Exercise input:
◆ ◆ ◆ ◆ ◆
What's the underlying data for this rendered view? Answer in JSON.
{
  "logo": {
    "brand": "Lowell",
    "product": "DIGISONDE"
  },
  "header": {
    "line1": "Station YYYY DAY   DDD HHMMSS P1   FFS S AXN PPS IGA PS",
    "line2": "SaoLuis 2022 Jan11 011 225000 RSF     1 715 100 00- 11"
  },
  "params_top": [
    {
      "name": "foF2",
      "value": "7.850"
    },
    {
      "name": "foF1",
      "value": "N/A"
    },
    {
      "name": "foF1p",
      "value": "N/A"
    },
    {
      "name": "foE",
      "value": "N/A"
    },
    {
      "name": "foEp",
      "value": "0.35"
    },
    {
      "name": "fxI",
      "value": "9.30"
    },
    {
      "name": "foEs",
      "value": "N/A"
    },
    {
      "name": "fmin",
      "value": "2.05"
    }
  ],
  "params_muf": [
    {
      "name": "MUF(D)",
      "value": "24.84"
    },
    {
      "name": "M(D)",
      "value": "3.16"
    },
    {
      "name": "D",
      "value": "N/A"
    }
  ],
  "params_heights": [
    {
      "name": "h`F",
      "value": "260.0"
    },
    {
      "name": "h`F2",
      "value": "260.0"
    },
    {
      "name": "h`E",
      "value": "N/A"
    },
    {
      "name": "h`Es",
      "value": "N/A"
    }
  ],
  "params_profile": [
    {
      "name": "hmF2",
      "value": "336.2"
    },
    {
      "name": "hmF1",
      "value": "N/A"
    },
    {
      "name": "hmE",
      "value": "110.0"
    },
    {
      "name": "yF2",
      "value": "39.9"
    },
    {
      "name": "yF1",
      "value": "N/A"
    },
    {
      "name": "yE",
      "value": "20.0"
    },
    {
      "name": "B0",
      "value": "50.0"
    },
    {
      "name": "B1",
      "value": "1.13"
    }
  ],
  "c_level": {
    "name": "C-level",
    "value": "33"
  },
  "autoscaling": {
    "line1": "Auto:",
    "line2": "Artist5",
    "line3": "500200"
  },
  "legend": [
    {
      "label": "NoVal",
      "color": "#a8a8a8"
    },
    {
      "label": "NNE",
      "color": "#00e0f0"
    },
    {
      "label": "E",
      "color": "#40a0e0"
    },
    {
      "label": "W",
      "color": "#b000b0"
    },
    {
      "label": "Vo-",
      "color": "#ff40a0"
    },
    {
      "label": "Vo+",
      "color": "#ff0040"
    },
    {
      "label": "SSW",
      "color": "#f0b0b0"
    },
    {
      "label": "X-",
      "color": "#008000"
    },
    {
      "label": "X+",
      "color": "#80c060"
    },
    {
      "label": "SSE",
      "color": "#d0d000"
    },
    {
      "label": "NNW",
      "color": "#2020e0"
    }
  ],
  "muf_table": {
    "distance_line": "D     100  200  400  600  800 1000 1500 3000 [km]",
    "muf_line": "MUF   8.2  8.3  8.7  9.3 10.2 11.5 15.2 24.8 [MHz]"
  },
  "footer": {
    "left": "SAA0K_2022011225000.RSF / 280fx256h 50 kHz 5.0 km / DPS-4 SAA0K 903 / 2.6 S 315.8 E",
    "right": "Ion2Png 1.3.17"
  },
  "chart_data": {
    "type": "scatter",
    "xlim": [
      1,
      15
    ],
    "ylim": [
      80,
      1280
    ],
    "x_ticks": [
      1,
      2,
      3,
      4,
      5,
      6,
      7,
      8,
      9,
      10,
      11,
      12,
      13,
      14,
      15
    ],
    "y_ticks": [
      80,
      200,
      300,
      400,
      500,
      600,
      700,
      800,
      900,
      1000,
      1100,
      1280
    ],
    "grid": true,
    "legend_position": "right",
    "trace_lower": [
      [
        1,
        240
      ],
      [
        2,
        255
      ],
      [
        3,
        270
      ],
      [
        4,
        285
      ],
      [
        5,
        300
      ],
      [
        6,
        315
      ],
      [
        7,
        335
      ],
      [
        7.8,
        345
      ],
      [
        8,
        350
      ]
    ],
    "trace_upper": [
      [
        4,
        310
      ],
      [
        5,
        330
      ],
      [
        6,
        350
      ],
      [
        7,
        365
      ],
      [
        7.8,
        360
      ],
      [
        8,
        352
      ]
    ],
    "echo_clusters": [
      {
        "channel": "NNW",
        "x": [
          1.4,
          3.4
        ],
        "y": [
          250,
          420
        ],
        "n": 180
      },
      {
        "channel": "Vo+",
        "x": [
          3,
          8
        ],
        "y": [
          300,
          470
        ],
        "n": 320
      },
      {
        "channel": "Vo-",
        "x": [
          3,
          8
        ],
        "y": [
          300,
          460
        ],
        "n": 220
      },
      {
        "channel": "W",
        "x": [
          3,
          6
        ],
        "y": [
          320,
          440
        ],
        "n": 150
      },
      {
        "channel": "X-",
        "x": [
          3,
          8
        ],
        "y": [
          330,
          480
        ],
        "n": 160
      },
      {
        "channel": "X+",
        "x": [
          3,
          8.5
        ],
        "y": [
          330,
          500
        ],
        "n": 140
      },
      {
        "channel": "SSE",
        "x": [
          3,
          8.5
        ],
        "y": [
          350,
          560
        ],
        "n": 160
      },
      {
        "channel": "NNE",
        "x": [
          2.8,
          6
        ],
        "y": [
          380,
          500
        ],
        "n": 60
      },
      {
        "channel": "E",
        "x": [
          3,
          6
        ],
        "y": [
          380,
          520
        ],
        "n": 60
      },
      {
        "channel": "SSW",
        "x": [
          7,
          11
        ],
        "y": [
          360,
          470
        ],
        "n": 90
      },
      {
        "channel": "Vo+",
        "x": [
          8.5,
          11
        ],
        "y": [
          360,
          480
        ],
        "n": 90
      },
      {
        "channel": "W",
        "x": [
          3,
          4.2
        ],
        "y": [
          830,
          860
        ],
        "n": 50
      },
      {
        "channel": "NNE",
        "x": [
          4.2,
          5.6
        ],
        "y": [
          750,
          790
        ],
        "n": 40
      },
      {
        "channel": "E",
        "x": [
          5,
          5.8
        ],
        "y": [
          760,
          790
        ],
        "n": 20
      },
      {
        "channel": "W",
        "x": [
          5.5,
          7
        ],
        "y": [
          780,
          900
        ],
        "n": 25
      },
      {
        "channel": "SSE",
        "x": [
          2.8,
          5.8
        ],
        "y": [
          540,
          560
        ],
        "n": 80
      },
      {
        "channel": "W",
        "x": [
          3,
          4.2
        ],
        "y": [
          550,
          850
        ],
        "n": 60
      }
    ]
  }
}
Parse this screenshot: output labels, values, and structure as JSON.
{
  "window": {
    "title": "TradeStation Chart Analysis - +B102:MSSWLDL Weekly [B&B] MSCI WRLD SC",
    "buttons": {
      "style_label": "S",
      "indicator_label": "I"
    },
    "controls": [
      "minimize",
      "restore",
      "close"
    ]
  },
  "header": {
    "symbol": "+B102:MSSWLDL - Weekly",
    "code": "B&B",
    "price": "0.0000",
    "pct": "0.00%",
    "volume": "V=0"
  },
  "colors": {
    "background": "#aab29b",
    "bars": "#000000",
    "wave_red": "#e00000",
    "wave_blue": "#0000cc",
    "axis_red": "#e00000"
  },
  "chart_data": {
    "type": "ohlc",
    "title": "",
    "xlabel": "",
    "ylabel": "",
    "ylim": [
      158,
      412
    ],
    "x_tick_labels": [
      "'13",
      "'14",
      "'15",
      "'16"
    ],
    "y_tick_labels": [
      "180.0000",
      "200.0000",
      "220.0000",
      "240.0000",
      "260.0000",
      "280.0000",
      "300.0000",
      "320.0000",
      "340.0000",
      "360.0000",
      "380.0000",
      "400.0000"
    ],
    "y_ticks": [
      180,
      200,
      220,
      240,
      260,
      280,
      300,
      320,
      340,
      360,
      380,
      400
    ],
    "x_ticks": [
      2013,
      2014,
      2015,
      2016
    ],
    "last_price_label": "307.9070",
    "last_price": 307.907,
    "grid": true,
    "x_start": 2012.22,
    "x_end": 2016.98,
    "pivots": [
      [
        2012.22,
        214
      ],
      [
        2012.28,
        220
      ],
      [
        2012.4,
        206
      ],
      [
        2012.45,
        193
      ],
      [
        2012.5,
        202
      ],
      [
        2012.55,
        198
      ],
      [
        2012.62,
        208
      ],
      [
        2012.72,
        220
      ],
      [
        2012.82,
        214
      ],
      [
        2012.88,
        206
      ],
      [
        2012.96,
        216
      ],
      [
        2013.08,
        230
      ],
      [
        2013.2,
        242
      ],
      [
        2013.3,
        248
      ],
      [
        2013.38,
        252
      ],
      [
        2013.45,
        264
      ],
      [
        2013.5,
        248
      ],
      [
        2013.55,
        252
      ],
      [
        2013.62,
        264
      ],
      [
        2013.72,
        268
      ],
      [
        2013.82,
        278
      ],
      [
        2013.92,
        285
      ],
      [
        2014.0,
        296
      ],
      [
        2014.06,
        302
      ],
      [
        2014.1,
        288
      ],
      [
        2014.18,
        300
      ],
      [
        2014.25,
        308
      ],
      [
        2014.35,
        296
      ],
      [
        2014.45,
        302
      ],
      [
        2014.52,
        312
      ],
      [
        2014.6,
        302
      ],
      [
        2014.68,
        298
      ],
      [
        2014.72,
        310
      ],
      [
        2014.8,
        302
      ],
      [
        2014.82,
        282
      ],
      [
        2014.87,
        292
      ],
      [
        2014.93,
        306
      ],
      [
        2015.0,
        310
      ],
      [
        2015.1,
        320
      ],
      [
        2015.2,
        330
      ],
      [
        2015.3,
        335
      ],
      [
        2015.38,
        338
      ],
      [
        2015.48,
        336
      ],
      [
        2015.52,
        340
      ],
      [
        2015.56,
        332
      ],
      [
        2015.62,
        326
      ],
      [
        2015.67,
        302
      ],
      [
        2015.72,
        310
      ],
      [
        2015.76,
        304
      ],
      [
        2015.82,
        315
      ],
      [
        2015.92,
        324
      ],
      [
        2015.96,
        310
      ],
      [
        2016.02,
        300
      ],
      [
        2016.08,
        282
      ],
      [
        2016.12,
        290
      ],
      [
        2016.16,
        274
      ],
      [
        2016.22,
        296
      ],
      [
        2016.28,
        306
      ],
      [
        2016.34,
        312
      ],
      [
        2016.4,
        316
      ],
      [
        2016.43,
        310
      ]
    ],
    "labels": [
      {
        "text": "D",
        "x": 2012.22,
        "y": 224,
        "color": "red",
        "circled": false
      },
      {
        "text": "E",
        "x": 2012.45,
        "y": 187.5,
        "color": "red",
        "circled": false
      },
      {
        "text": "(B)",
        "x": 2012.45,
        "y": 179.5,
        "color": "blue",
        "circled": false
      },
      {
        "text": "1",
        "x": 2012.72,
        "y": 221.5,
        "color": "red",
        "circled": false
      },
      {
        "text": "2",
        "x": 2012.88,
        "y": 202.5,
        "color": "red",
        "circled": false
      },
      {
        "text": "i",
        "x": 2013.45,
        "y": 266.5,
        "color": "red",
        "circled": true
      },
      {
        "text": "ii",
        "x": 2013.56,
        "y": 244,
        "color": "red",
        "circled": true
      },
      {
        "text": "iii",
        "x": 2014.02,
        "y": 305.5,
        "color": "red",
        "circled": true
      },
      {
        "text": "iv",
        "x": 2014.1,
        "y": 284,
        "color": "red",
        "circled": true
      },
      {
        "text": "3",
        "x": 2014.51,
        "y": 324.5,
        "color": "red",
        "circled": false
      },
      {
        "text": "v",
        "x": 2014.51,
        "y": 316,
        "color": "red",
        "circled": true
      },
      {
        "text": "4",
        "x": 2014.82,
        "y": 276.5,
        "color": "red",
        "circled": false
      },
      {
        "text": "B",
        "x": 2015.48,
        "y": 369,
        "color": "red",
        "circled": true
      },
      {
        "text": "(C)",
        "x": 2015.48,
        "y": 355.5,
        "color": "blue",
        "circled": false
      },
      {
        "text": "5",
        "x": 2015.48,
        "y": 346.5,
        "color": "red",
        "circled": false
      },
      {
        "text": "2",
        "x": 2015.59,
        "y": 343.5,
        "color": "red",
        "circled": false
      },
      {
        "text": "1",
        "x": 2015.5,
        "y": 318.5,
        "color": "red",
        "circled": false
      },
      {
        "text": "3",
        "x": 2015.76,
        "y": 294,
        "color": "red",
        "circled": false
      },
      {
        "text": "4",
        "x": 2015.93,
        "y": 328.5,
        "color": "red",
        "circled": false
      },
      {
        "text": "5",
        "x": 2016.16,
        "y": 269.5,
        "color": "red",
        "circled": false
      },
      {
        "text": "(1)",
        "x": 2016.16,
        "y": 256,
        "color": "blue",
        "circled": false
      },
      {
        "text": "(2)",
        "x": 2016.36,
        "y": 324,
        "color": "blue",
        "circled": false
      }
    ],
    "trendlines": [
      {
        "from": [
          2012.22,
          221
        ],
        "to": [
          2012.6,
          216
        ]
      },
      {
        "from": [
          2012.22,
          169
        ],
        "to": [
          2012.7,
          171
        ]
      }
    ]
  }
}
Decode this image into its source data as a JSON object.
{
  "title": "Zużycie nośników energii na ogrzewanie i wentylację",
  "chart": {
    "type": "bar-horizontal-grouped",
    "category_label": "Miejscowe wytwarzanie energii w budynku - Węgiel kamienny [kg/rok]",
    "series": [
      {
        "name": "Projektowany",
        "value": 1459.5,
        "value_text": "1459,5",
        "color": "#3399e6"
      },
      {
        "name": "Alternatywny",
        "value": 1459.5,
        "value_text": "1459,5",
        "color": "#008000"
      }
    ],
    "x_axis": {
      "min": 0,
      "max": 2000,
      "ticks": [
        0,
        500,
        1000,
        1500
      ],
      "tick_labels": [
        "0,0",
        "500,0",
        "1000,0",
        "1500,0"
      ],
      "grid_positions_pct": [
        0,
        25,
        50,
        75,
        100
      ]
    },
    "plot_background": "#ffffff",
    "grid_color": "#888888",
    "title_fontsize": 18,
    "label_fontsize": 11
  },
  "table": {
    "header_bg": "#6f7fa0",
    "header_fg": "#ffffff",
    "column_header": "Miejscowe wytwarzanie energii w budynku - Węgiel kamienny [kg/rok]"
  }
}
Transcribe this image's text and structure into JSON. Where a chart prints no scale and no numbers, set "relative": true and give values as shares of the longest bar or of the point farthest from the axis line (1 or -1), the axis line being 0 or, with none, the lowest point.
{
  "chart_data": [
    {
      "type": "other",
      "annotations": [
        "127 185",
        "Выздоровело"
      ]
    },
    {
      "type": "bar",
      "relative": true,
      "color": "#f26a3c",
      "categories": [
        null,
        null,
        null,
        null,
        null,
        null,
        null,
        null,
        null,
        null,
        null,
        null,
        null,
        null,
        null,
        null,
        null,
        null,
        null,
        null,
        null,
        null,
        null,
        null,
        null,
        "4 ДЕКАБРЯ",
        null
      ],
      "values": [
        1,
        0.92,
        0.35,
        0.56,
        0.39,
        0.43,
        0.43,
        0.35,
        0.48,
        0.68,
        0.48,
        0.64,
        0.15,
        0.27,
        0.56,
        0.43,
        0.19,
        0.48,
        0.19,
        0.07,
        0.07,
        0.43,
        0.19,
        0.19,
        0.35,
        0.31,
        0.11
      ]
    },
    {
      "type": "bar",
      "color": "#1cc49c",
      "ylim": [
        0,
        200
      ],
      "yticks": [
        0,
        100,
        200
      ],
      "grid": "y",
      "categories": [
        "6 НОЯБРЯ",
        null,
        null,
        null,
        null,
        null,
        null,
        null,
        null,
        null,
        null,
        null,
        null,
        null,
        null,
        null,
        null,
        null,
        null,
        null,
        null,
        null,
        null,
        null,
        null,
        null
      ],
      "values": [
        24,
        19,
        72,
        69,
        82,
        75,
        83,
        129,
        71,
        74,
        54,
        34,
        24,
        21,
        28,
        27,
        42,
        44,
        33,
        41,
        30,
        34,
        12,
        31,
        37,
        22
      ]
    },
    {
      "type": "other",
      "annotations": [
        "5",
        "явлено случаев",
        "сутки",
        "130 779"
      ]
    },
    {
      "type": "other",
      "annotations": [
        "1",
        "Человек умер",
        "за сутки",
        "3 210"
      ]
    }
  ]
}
◆ ◆ ◆ ◆ ◆
The request: Look over the records above and copy each line that includes the string "energii".

Finished answer:
  "title": "Zużycie nośników energii na ogrzewanie i wentylację",
    "category_label": "Miejscowe wytwarzanie energii w budynku - Węgiel kamienny [kg/rok]",
    "column_header": "Miejscowe wytwarzanie energii w budynku - Węgiel kamienny [kg/rok]"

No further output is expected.